▶ [Your instructions] All entries must be repeated exactly; do not include the pictures.

▶ [Raw data]
• • • • • • •

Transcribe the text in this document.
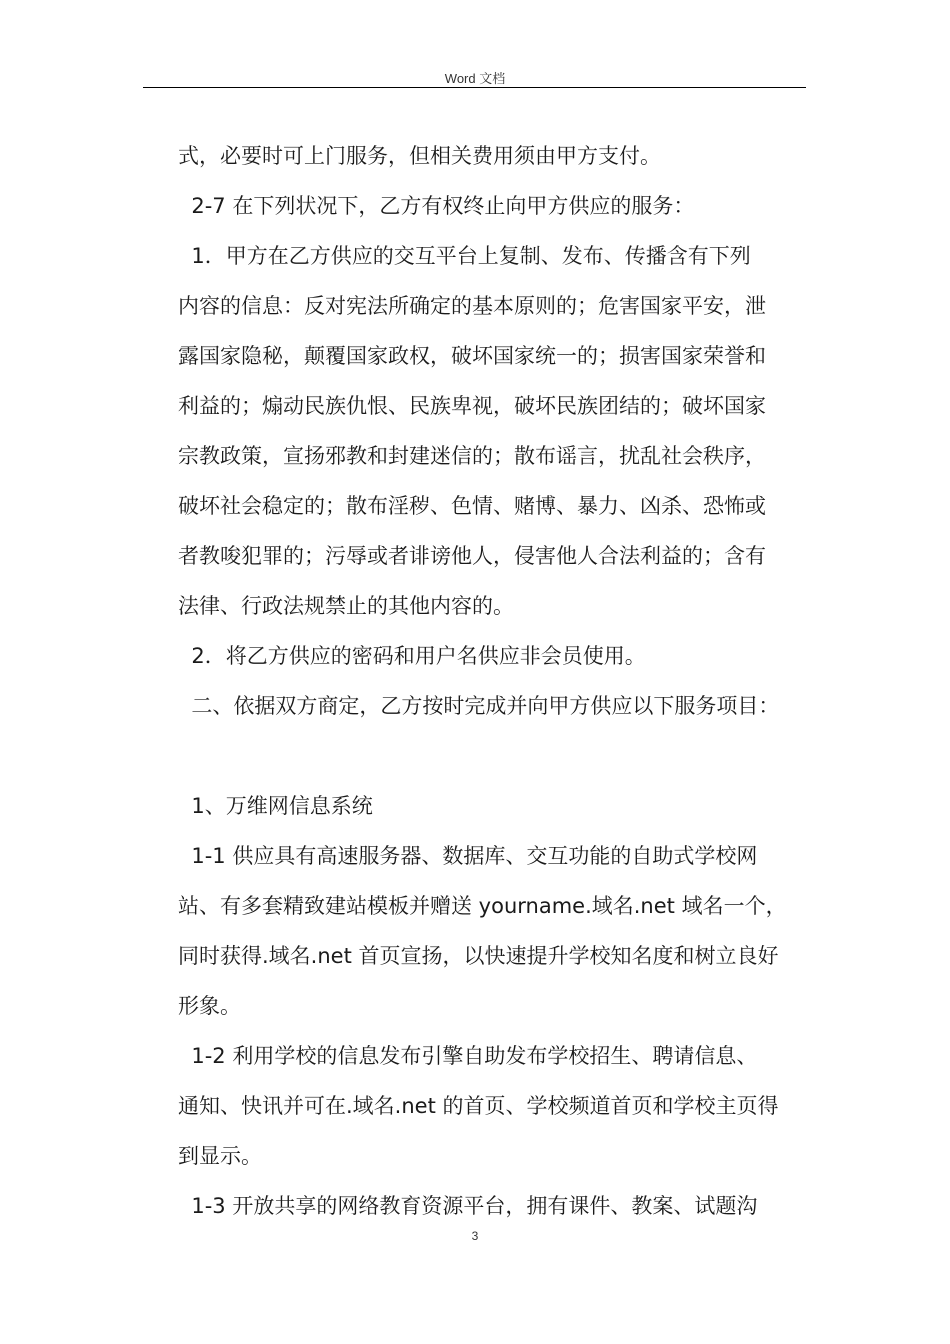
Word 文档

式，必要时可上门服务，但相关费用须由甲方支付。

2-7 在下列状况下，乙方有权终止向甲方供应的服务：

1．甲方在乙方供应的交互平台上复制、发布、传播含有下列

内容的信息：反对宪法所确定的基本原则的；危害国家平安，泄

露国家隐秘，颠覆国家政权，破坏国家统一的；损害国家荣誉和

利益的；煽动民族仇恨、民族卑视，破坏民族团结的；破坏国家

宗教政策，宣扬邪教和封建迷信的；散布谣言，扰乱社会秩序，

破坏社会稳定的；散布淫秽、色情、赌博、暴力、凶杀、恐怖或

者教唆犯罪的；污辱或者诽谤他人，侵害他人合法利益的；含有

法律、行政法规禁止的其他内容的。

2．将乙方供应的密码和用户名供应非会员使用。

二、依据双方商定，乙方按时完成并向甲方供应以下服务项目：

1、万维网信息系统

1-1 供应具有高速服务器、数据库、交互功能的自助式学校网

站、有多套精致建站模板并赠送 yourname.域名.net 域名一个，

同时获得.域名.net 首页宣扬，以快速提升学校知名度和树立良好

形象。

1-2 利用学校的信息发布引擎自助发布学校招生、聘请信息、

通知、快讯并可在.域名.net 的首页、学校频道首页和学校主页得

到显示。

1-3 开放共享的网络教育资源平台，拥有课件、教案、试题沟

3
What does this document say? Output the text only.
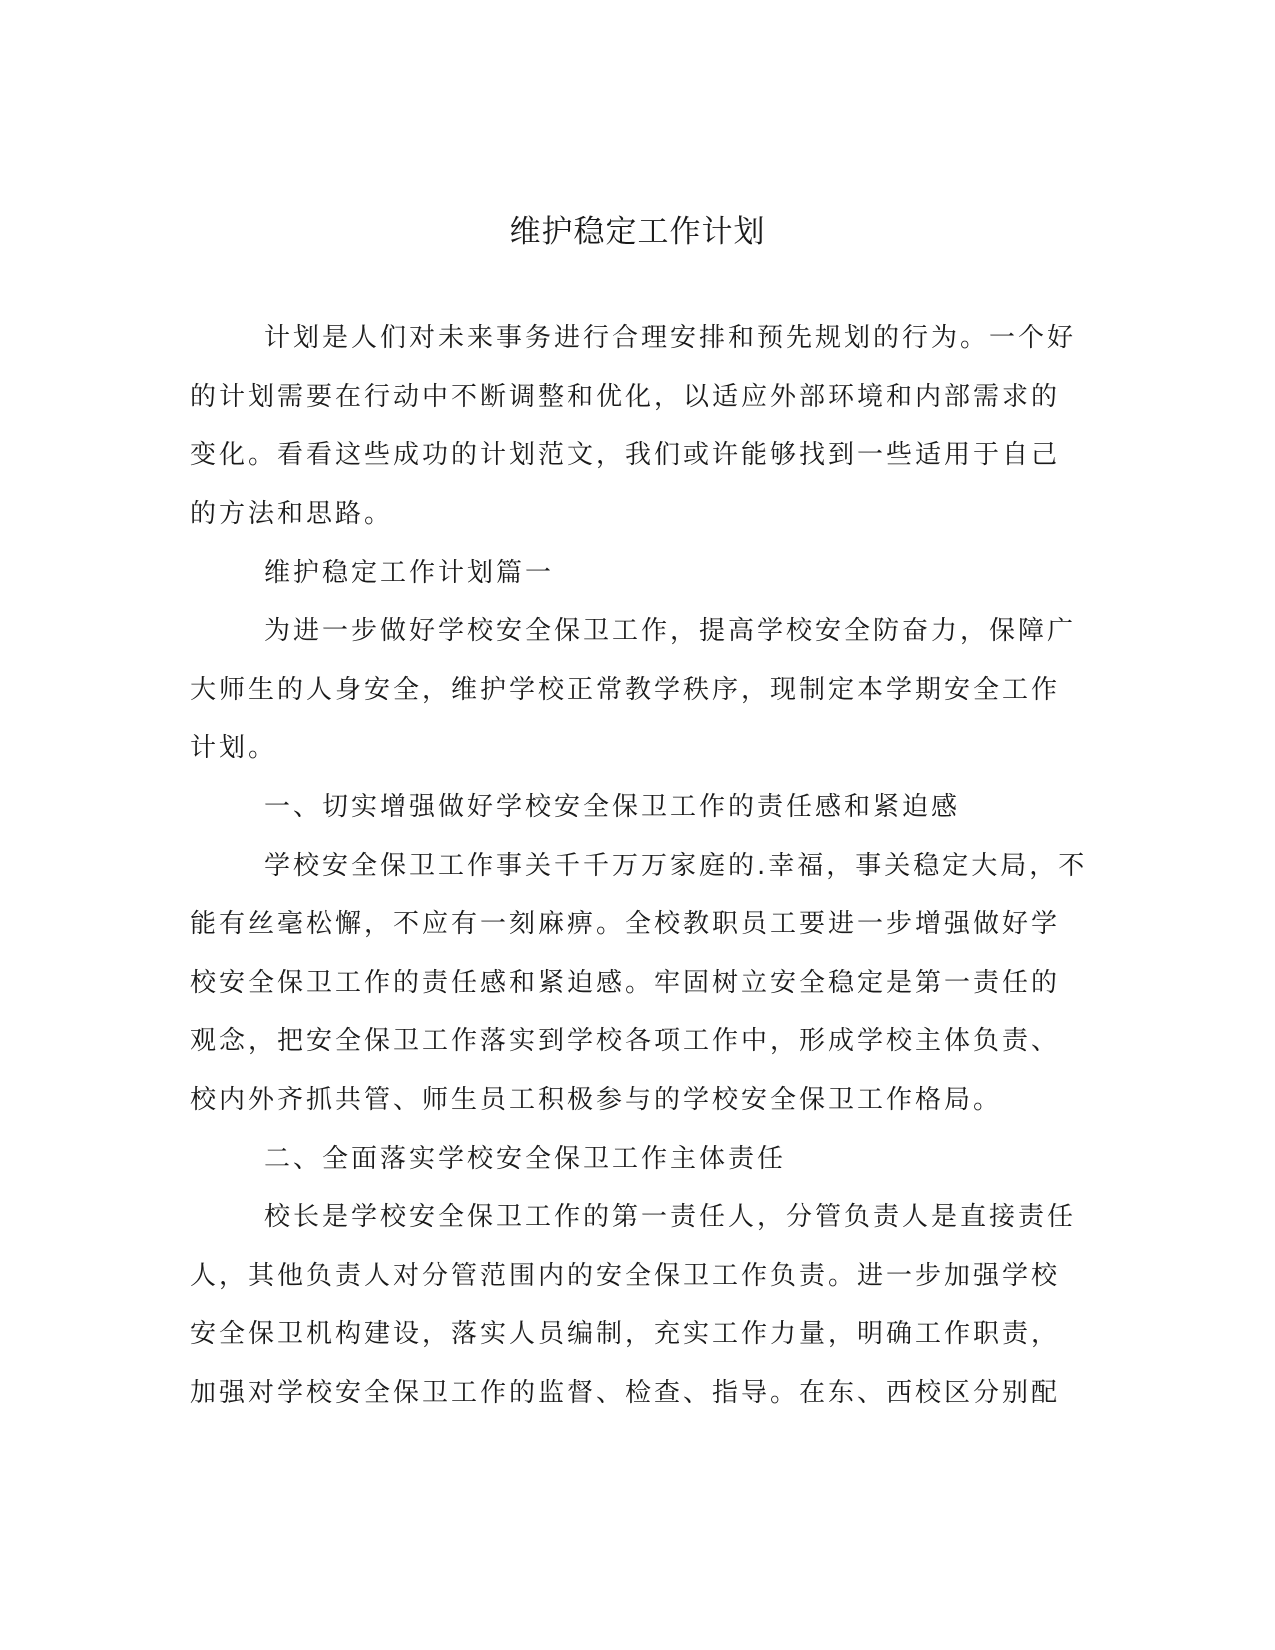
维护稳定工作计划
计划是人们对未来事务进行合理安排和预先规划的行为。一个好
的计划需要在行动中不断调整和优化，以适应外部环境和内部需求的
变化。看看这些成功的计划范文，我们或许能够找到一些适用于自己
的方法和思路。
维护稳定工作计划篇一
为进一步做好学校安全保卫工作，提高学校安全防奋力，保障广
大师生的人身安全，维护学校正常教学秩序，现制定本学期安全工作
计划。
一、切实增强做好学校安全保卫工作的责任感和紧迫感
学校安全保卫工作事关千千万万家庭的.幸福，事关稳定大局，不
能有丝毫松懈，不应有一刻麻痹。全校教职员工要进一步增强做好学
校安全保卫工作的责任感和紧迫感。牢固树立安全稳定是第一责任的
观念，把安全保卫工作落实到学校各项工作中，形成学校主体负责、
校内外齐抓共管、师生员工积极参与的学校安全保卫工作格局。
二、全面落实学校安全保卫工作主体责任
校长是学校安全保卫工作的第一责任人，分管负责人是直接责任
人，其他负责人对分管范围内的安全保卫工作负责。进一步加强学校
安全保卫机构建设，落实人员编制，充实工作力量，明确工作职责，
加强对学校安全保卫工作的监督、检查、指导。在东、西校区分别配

• • • • • • •

▶ [Written response]
Transcribe the text in this document.
Word 文档

式，必要时可上门服务，但相关费用须由甲方支付。

2-7 在下列状况下，乙方有权终止向甲方供应的服务：

1．甲方在乙方供应的交互平台上复制、发布、传播含有下列

内容的信息：反对宪法所确定的基本原则的；危害国家平安，泄

露国家隐秘，颠覆国家政权，破坏国家统一的；损害国家荣誉和

利益的；煽动民族仇恨、民族卑视，破坏民族团结的；破坏国家

宗教政策，宣扬邪教和封建迷信的；散布谣言，扰乱社会秩序，

破坏社会稳定的；散布淫秽、色情、赌博、暴力、凶杀、恐怖或

者教唆犯罪的；污辱或者诽谤他人，侵害他人合法利益的；含有

法律、行政法规禁止的其他内容的。

2．将乙方供应的密码和用户名供应非会员使用。

二、依据双方商定，乙方按时完成并向甲方供应以下服务项目：

1、万维网信息系统

1-1 供应具有高速服务器、数据库、交互功能的自助式学校网

站、有多套精致建站模板并赠送 yourname.域名.net 域名一个，

同时获得.域名.net 首页宣扬，以快速提升学校知名度和树立良好

形象。

1-2 利用学校的信息发布引擎自助发布学校招生、聘请信息、

通知、快讯并可在.域名.net 的首页、学校频道首页和学校主页得

到显示。

1-3 开放共享的网络教育资源平台，拥有课件、教案、试题沟

3
What does this document say? Output the text only.
维护稳定工作计划
计划是人们对未来事务进行合理安排和预先规划的行为。一个好
的计划需要在行动中不断调整和优化，以适应外部环境和内部需求的
变化。看看这些成功的计划范文，我们或许能够找到一些适用于自己
的方法和思路。
维护稳定工作计划篇一
为进一步做好学校安全保卫工作，提高学校安全防奋力，保障广
大师生的人身安全，维护学校正常教学秩序，现制定本学期安全工作
计划。
一、切实增强做好学校安全保卫工作的责任感和紧迫感
学校安全保卫工作事关千千万万家庭的.幸福，事关稳定大局，不
能有丝毫松懈，不应有一刻麻痹。全校教职员工要进一步增强做好学
校安全保卫工作的责任感和紧迫感。牢固树立安全稳定是第一责任的
观念，把安全保卫工作落实到学校各项工作中，形成学校主体负责、
校内外齐抓共管、师生员工积极参与的学校安全保卫工作格局。
二、全面落实学校安全保卫工作主体责任
校长是学校安全保卫工作的第一责任人，分管负责人是直接责任
人，其他负责人对分管范围内的安全保卫工作负责。进一步加强学校
安全保卫机构建设，落实人员编制，充实工作力量，明确工作职责，
加强对学校安全保卫工作的监督、检查、指导。在东、西校区分别配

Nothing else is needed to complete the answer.